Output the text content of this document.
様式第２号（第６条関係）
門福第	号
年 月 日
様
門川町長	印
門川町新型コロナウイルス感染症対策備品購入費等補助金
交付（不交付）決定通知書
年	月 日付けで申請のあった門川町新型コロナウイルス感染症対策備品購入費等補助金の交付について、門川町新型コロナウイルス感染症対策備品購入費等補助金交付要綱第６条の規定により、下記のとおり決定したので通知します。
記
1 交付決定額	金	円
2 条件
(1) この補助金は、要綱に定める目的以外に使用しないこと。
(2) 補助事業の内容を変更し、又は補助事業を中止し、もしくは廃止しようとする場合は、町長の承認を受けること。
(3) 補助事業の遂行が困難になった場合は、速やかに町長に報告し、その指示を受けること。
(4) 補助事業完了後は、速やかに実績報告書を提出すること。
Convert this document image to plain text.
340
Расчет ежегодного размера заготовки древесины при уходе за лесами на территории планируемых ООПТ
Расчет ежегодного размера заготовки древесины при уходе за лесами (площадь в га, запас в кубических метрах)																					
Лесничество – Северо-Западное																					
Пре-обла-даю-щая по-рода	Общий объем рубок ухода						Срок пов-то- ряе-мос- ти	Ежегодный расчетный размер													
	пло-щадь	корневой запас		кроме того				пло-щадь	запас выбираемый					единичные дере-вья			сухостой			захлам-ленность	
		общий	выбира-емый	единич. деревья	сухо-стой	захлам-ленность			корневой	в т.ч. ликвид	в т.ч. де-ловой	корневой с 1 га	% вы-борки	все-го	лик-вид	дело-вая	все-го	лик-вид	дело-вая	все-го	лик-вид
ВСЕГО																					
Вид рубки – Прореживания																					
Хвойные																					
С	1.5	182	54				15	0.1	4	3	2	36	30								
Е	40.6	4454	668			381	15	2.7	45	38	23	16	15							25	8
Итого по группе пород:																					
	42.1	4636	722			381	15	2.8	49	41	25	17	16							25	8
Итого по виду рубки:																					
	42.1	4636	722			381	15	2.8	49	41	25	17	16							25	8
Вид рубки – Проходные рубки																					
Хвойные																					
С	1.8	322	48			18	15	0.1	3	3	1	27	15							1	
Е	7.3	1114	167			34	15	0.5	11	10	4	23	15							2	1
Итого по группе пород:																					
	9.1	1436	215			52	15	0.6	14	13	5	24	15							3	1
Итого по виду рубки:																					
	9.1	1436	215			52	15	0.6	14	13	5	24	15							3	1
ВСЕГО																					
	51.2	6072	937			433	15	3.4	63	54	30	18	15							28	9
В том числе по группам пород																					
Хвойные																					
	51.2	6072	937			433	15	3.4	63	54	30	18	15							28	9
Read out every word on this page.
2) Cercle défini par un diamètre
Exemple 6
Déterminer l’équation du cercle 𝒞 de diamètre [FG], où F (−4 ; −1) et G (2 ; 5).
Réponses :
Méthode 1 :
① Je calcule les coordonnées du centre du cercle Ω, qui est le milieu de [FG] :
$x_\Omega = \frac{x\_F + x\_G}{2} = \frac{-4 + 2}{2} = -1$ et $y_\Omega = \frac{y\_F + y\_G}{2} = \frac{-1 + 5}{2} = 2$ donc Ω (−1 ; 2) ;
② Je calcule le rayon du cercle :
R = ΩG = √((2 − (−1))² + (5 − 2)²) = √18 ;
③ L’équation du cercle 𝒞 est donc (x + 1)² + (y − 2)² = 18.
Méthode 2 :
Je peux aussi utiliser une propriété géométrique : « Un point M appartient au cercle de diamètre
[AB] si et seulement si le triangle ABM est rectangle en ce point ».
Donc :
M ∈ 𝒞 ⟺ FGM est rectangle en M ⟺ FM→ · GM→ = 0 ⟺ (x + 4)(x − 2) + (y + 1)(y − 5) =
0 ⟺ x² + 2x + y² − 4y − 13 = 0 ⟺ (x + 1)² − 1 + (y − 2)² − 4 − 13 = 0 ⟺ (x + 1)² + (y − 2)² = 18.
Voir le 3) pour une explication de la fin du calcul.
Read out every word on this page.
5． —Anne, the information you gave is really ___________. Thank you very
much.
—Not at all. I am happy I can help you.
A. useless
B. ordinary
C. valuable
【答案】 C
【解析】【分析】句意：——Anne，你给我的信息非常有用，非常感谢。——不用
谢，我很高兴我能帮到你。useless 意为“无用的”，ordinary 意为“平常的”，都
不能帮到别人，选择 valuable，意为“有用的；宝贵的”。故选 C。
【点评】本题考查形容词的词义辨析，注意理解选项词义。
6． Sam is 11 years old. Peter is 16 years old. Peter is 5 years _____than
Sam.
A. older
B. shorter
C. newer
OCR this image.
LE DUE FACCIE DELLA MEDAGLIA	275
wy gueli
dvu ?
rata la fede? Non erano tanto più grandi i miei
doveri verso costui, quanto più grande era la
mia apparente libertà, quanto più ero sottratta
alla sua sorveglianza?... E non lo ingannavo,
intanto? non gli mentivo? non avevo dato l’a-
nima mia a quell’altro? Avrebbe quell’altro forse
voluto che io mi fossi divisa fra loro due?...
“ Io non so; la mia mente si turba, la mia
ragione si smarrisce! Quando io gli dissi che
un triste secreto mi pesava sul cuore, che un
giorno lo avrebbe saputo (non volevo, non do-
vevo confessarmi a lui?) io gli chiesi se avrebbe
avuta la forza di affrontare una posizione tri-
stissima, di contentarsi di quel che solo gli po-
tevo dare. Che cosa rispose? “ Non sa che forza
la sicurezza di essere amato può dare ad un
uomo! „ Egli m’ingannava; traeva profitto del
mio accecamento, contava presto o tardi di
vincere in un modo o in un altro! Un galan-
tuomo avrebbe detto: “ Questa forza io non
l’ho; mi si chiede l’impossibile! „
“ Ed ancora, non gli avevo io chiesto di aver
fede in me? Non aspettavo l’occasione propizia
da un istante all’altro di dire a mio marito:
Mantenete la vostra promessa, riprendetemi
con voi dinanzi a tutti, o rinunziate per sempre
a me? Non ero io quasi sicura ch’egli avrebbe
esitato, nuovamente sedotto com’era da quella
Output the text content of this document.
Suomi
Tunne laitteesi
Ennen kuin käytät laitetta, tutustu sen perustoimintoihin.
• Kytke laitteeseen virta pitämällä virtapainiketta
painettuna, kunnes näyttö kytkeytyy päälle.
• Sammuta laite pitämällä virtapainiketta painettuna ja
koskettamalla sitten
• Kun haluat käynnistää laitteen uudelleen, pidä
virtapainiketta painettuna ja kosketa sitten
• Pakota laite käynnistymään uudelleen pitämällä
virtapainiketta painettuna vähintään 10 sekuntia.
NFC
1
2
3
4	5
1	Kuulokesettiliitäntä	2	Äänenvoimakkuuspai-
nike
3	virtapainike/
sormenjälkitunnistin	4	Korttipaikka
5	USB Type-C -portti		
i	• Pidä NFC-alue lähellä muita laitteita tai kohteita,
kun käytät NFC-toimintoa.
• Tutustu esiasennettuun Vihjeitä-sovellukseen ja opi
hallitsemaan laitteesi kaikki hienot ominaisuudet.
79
════
> **WORK TO COMPLETE**
Respond with the number of lines containing "diamètre" and no additional words.

> **REPLY**
3